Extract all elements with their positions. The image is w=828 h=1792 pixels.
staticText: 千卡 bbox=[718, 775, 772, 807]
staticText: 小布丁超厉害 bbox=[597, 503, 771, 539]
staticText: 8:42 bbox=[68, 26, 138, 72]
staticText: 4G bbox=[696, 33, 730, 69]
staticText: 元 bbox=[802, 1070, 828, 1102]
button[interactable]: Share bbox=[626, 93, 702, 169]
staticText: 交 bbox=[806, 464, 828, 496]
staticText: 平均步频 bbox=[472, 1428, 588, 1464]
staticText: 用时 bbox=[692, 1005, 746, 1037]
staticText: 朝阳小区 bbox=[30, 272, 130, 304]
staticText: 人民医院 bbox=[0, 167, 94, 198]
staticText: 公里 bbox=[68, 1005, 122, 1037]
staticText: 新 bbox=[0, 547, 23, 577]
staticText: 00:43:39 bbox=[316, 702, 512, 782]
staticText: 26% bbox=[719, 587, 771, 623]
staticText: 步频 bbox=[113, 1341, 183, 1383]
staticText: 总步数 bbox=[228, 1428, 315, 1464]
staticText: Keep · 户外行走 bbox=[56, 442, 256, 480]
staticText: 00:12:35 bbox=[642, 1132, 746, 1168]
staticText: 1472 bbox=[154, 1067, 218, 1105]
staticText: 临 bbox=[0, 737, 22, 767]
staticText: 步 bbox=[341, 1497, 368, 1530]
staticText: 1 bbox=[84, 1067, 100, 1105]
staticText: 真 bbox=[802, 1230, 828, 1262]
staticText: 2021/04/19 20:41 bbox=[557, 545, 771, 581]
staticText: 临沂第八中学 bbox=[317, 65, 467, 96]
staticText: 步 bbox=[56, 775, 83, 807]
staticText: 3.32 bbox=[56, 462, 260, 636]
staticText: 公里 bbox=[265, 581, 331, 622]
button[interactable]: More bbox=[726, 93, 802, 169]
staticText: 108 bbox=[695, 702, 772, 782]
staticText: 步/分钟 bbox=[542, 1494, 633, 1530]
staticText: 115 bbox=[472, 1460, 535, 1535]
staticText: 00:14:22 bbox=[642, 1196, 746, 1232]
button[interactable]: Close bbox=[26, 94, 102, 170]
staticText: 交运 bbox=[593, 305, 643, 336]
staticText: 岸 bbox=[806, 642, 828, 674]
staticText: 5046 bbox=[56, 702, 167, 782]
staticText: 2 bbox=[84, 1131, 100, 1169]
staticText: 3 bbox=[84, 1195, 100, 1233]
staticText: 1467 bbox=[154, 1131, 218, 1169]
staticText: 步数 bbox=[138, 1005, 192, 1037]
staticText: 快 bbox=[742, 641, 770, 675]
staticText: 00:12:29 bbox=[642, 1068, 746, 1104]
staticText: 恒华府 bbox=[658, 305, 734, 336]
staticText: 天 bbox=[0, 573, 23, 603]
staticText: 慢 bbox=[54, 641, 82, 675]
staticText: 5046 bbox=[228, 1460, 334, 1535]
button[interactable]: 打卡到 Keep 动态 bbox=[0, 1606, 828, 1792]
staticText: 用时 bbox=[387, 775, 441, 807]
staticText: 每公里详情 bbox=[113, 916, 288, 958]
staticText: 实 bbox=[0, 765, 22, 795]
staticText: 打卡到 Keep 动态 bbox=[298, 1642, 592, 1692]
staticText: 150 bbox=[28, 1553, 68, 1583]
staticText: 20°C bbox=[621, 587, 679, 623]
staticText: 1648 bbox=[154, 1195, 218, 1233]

* * * * * * *

■ Direction
Please quote every line of the items above verbatim.

■ Exercise answer
Extract all elements with their positions. The image is w=828 h=1792 pixels.
staticText: 千卡 bbox=[718, 775, 772, 807]
staticText: 小布丁超厉害 bbox=[597, 503, 771, 539]
staticText: 8:42 bbox=[68, 26, 138, 72]
staticText: 4G bbox=[696, 33, 730, 69]
staticText: 元 bbox=[802, 1070, 828, 1102]
button[interactable]: Share bbox=[626, 93, 702, 169]
staticText: 交 bbox=[806, 464, 828, 496]
staticText: 平均步频 bbox=[472, 1428, 588, 1464]
staticText: 用时 bbox=[692, 1005, 746, 1037]
staticText: 朝阳小区 bbox=[30, 272, 130, 304]
staticText: 人民医院 bbox=[0, 167, 94, 198]
staticText: 公里 bbox=[68, 1005, 122, 1037]
staticText: 新 bbox=[0, 547, 23, 577]
staticText: 00:43:39 bbox=[316, 702, 512, 782]
staticText: 26% bbox=[719, 587, 771, 623]
staticText: 步频 bbox=[113, 1341, 183, 1383]
staticText: 总步数 bbox=[228, 1428, 315, 1464]
staticText: Keep · 户外行走 bbox=[56, 442, 256, 480]
staticText: 00:12:35 bbox=[642, 1132, 746, 1168]
staticText: 1472 bbox=[154, 1067, 218, 1105]
staticText: 临 bbox=[0, 737, 22, 767]
staticText: 步 bbox=[341, 1497, 368, 1530]
staticText: 1 bbox=[84, 1067, 100, 1105]
staticText: 真 bbox=[802, 1230, 828, 1262]
staticText: 2021/04/19 20:41 bbox=[557, 545, 771, 581]
staticText: 临沂第八中学 bbox=[317, 65, 467, 96]
staticText: 步 bbox=[56, 775, 83, 807]
staticText: 3.32 bbox=[56, 462, 260, 636]
staticText: 公里 bbox=[265, 581, 331, 622]
button[interactable]: More bbox=[726, 93, 802, 169]
staticText: 108 bbox=[695, 702, 772, 782]
staticText: 步/分钟 bbox=[542, 1494, 633, 1530]
staticText: 115 bbox=[472, 1460, 535, 1535]
staticText: 00:14:22 bbox=[642, 1196, 746, 1232]
button[interactable]: Close bbox=[26, 94, 102, 170]
staticText: 交运 bbox=[593, 305, 643, 336]
staticText: 岸 bbox=[806, 642, 828, 674]
staticText: 5046 bbox=[56, 702, 167, 782]
staticText: 2 bbox=[84, 1131, 100, 1169]
staticText: 3 bbox=[84, 1195, 100, 1233]
staticText: 1467 bbox=[154, 1131, 218, 1169]
staticText: 步数 bbox=[138, 1005, 192, 1037]
staticText: 快 bbox=[742, 641, 770, 675]
staticText: 00:12:29 bbox=[642, 1068, 746, 1104]
staticText: 恒华府 bbox=[658, 305, 734, 336]
staticText: 天 bbox=[0, 573, 23, 603]
staticText: 慢 bbox=[54, 641, 82, 675]
staticText: 5046 bbox=[228, 1460, 334, 1535]
button[interactable]: 打卡到 Keep 动态 bbox=[0, 1606, 828, 1792]
staticText: 用时 bbox=[387, 775, 441, 807]
staticText: 每公里详情 bbox=[113, 916, 288, 958]
staticText: 实 bbox=[0, 765, 22, 795]
staticText: 打卡到 Keep 动态 bbox=[298, 1642, 592, 1692]
staticText: 150 bbox=[28, 1553, 68, 1583]
staticText: 20°C bbox=[621, 587, 679, 623]
staticText: 1648 bbox=[154, 1195, 218, 1233]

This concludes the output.